Excerpted records →
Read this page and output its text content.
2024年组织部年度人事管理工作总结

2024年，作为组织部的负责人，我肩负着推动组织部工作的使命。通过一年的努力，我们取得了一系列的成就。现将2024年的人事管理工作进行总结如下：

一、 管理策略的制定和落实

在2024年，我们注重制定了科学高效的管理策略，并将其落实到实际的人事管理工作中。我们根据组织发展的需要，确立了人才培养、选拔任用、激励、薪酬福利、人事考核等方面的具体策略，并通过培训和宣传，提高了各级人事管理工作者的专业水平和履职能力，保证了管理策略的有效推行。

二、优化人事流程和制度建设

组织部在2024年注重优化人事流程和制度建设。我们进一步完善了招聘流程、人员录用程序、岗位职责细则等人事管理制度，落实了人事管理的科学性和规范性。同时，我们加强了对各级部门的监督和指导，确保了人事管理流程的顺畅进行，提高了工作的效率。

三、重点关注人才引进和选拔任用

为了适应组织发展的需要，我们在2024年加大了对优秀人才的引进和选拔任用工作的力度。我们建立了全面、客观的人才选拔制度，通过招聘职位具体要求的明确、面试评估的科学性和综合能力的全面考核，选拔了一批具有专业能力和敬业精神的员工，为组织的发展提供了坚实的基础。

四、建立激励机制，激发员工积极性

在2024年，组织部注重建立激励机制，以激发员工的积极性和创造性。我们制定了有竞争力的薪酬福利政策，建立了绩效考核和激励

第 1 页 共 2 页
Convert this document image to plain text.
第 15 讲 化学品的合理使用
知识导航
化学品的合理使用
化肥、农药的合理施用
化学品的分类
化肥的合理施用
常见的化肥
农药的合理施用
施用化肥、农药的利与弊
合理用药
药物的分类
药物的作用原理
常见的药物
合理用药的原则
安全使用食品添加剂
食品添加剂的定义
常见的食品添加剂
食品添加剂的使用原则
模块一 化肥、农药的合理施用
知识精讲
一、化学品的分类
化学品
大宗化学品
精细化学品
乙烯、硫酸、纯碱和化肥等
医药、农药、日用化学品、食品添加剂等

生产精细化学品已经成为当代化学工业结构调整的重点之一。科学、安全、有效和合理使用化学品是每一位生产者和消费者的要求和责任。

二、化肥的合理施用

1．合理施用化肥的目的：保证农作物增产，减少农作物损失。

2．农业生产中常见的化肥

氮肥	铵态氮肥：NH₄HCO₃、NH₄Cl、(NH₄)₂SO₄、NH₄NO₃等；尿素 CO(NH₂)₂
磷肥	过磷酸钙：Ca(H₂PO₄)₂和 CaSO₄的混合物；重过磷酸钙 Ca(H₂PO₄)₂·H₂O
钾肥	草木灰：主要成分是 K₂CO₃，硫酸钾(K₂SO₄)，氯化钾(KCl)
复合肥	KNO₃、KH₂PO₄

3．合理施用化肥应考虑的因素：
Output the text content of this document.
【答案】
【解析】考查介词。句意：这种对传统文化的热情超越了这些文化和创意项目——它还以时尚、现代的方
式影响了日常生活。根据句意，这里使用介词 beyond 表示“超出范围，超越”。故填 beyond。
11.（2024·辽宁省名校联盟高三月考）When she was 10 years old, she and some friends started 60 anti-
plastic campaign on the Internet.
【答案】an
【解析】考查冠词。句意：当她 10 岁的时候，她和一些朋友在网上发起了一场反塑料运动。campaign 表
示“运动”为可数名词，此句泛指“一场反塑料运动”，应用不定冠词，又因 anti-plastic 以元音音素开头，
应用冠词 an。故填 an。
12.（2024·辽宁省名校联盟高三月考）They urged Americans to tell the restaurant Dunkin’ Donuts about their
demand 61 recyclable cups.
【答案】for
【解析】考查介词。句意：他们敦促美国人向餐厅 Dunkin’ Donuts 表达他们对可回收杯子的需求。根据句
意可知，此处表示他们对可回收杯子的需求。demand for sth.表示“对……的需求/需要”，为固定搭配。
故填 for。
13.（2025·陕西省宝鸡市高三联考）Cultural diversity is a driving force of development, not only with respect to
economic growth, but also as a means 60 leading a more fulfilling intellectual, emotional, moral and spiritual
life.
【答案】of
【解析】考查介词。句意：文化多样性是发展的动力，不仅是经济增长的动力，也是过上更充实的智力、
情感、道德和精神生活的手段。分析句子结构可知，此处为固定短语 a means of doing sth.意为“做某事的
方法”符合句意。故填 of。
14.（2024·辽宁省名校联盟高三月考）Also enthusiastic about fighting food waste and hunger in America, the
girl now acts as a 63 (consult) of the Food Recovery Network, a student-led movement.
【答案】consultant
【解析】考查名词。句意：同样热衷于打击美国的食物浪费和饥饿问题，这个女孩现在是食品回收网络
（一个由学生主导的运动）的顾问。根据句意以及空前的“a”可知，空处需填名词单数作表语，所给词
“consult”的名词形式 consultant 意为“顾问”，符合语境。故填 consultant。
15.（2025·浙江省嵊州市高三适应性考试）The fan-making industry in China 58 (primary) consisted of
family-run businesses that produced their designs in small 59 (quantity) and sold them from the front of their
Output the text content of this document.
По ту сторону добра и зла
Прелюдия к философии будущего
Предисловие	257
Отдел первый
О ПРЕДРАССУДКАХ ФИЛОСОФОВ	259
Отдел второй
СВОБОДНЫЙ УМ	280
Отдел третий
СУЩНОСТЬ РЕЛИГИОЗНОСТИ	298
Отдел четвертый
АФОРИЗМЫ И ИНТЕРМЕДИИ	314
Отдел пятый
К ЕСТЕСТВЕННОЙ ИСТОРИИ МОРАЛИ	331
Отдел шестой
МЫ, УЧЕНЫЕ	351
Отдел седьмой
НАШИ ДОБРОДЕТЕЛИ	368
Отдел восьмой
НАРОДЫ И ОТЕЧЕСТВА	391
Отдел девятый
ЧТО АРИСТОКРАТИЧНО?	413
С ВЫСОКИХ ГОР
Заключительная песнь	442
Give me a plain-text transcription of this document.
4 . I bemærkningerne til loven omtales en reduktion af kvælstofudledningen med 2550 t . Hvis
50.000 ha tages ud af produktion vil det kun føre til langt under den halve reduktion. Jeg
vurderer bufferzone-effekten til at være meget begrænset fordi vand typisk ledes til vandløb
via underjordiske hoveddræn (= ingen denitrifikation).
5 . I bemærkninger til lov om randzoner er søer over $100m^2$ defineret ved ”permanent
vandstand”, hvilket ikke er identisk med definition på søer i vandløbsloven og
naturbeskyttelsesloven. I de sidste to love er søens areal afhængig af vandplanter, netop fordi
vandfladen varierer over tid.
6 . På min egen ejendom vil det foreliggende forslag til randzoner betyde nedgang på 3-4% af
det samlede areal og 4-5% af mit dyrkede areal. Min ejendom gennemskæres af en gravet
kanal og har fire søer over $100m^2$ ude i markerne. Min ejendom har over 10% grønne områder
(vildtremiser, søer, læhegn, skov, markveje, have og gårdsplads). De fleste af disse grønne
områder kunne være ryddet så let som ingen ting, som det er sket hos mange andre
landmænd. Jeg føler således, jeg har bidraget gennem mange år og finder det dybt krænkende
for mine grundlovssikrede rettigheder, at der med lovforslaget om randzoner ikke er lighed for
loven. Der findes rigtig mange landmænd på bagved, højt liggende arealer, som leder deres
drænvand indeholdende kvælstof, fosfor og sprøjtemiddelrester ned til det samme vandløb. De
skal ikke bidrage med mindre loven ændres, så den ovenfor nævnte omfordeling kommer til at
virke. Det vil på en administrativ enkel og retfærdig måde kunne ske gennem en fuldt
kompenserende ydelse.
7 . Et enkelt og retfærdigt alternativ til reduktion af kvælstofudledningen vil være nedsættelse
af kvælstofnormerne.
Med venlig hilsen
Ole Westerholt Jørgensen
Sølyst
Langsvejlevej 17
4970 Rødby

Problem description → Would you reproduce the material above in full, exactly as given?

Task result →
Read this page and output its text content.
2024年组织部年度人事管理工作总结

2024年，作为组织部的负责人，我肩负着推动组织部工作的使命。通过一年的努力，我们取得了一系列的成就。现将2024年的人事管理工作进行总结如下：

一、 管理策略的制定和落实

在2024年，我们注重制定了科学高效的管理策略，并将其落实到实际的人事管理工作中。我们根据组织发展的需要，确立了人才培养、选拔任用、激励、薪酬福利、人事考核等方面的具体策略，并通过培训和宣传，提高了各级人事管理工作者的专业水平和履职能力，保证了管理策略的有效推行。

二、优化人事流程和制度建设

组织部在2024年注重优化人事流程和制度建设。我们进一步完善了招聘流程、人员录用程序、岗位职责细则等人事管理制度，落实了人事管理的科学性和规范性。同时，我们加强了对各级部门的监督和指导，确保了人事管理流程的顺畅进行，提高了工作的效率。

三、重点关注人才引进和选拔任用

为了适应组织发展的需要，我们在2024年加大了对优秀人才的引进和选拔任用工作的力度。我们建立了全面、客观的人才选拔制度，通过招聘职位具体要求的明确、面试评估的科学性和综合能力的全面考核，选拔了一批具有专业能力和敬业精神的员工，为组织的发展提供了坚实的基础。

四、建立激励机制，激发员工积极性

在2024年，组织部注重建立激励机制，以激发员工的积极性和创造性。我们制定了有竞争力的薪酬福利政策，建立了绩效考核和激励

第 1 页 共 2 页
Convert this document image to plain text.
第 15 讲 化学品的合理使用
知识导航
化学品的合理使用
化肥、农药的合理施用
化学品的分类
化肥的合理施用
常见的化肥
农药的合理施用
施用化肥、农药的利与弊
合理用药
药物的分类
药物的作用原理
常见的药物
合理用药的原则
安全使用食品添加剂
食品添加剂的定义
常见的食品添加剂
食品添加剂的使用原则
模块一 化肥、农药的合理施用
知识精讲
一、化学品的分类
化学品
大宗化学品
精细化学品
乙烯、硫酸、纯碱和化肥等
医药、农药、日用化学品、食品添加剂等

生产精细化学品已经成为当代化学工业结构调整的重点之一。科学、安全、有效和合理使用化学品是每一位生产者和消费者的要求和责任。

二、化肥的合理施用

1．合理施用化肥的目的：保证农作物增产，减少农作物损失。

2．农业生产中常见的化肥

氮肥	铵态氮肥：NH₄HCO₃、NH₄Cl、(NH₄)₂SO₄、NH₄NO₃等；尿素 CO(NH₂)₂
磷肥	过磷酸钙：Ca(H₂PO₄)₂和 CaSO₄的混合物；重过磷酸钙 Ca(H₂PO₄)₂·H₂O
钾肥	草木灰：主要成分是 K₂CO₃，硫酸钾(K₂SO₄)，氯化钾(KCl)
复合肥	KNO₃、KH₂PO₄

3．合理施用化肥应考虑的因素：
Output the text content of this document.
【答案】
【解析】考查介词。句意：这种对传统文化的热情超越了这些文化和创意项目——它还以时尚、现代的方
式影响了日常生活。根据句意，这里使用介词 beyond 表示“超出范围，超越”。故填 beyond。
11.（2024·辽宁省名校联盟高三月考）When she was 10 years old, she and some friends started 60 anti-
plastic campaign on the Internet.
【答案】an
【解析】考查冠词。句意：当她 10 岁的时候，她和一些朋友在网上发起了一场反塑料运动。campaign 表
示“运动”为可数名词，此句泛指“一场反塑料运动”，应用不定冠词，又因 anti-plastic 以元音音素开头，
应用冠词 an。故填 an。
12.（2024·辽宁省名校联盟高三月考）They urged Americans to tell the restaurant Dunkin’ Donuts about their
demand 61 recyclable cups.
【答案】for
【解析】考查介词。句意：他们敦促美国人向餐厅 Dunkin’ Donuts 表达他们对可回收杯子的需求。根据句
意可知，此处表示他们对可回收杯子的需求。demand for sth.表示“对……的需求/需要”，为固定搭配。
故填 for。
13.（2025·陕西省宝鸡市高三联考）Cultural diversity is a driving force of development, not only with respect to
economic growth, but also as a means 60 leading a more fulfilling intellectual, emotional, moral and spiritual
life.
【答案】of
【解析】考查介词。句意：文化多样性是发展的动力，不仅是经济增长的动力，也是过上更充实的智力、
情感、道德和精神生活的手段。分析句子结构可知，此处为固定短语 a means of doing sth.意为“做某事的
方法”符合句意。故填 of。
14.（2024·辽宁省名校联盟高三月考）Also enthusiastic about fighting food waste and hunger in America, the
girl now acts as a 63 (consult) of the Food Recovery Network, a student-led movement.
【答案】consultant
【解析】考查名词。句意：同样热衷于打击美国的食物浪费和饥饿问题，这个女孩现在是食品回收网络
（一个由学生主导的运动）的顾问。根据句意以及空前的“a”可知，空处需填名词单数作表语，所给词
“consult”的名词形式 consultant 意为“顾问”，符合语境。故填 consultant。
15.（2025·浙江省嵊州市高三适应性考试）The fan-making industry in China 58 (primary) consisted of
family-run businesses that produced their designs in small 59 (quantity) and sold them from the front of their
Output the text content of this document.
По ту сторону добра и зла
Прелюдия к философии будущего
Предисловие	257
Отдел первый
О ПРЕДРАССУДКАХ ФИЛОСОФОВ	259
Отдел второй
СВОБОДНЫЙ УМ	280
Отдел третий
СУЩНОСТЬ РЕЛИГИОЗНОСТИ	298
Отдел четвертый
АФОРИЗМЫ И ИНТЕРМЕДИИ	314
Отдел пятый
К ЕСТЕСТВЕННОЙ ИСТОРИИ МОРАЛИ	331
Отдел шестой
МЫ, УЧЕНЫЕ	351
Отдел седьмой
НАШИ ДОБРОДЕТЕЛИ	368
Отдел восьмой
НАРОДЫ И ОТЕЧЕСТВА	391
Отдел девятый
ЧТО АРИСТОКРАТИЧНО?	413
С ВЫСОКИХ ГОР
Заключительная песнь	442
Give me a plain-text transcription of this document.
4 . I bemærkningerne til loven omtales en reduktion af kvælstofudledningen med 2550 t . Hvis
50.000 ha tages ud af produktion vil det kun føre til langt under den halve reduktion. Jeg
vurderer bufferzone-effekten til at være meget begrænset fordi vand typisk ledes til vandløb
via underjordiske hoveddræn (= ingen denitrifikation).
5 . I bemærkninger til lov om randzoner er søer over $100m^2$ defineret ved ”permanent
vandstand”, hvilket ikke er identisk med definition på søer i vandløbsloven og
naturbeskyttelsesloven. I de sidste to love er søens areal afhængig af vandplanter, netop fordi
vandfladen varierer over tid.
6 . På min egen ejendom vil det foreliggende forslag til randzoner betyde nedgang på 3-4% af
det samlede areal og 4-5% af mit dyrkede areal. Min ejendom gennemskæres af en gravet
kanal og har fire søer over $100m^2$ ude i markerne. Min ejendom har over 10% grønne områder
(vildtremiser, søer, læhegn, skov, markveje, have og gårdsplads). De fleste af disse grønne
områder kunne være ryddet så let som ingen ting, som det er sket hos mange andre
landmænd. Jeg føler således, jeg har bidraget gennem mange år og finder det dybt krænkende
for mine grundlovssikrede rettigheder, at der med lovforslaget om randzoner ikke er lighed for
loven. Der findes rigtig mange landmænd på bagved, højt liggende arealer, som leder deres
drænvand indeholdende kvælstof, fosfor og sprøjtemiddelrester ned til det samme vandløb. De
skal ikke bidrage med mindre loven ændres, så den ovenfor nævnte omfordeling kommer til at
virke. Det vil på en administrativ enkel og retfærdig måde kunne ske gennem en fuldt
kompenserende ydelse.
7 . Et enkelt og retfærdigt alternativ til reduktion af kvælstofudledningen vil være nedsættelse
af kvælstofnormerne.
Med venlig hilsen
Ole Westerholt Jørgensen
Sølyst
Langsvejlevej 17
4970 Rødby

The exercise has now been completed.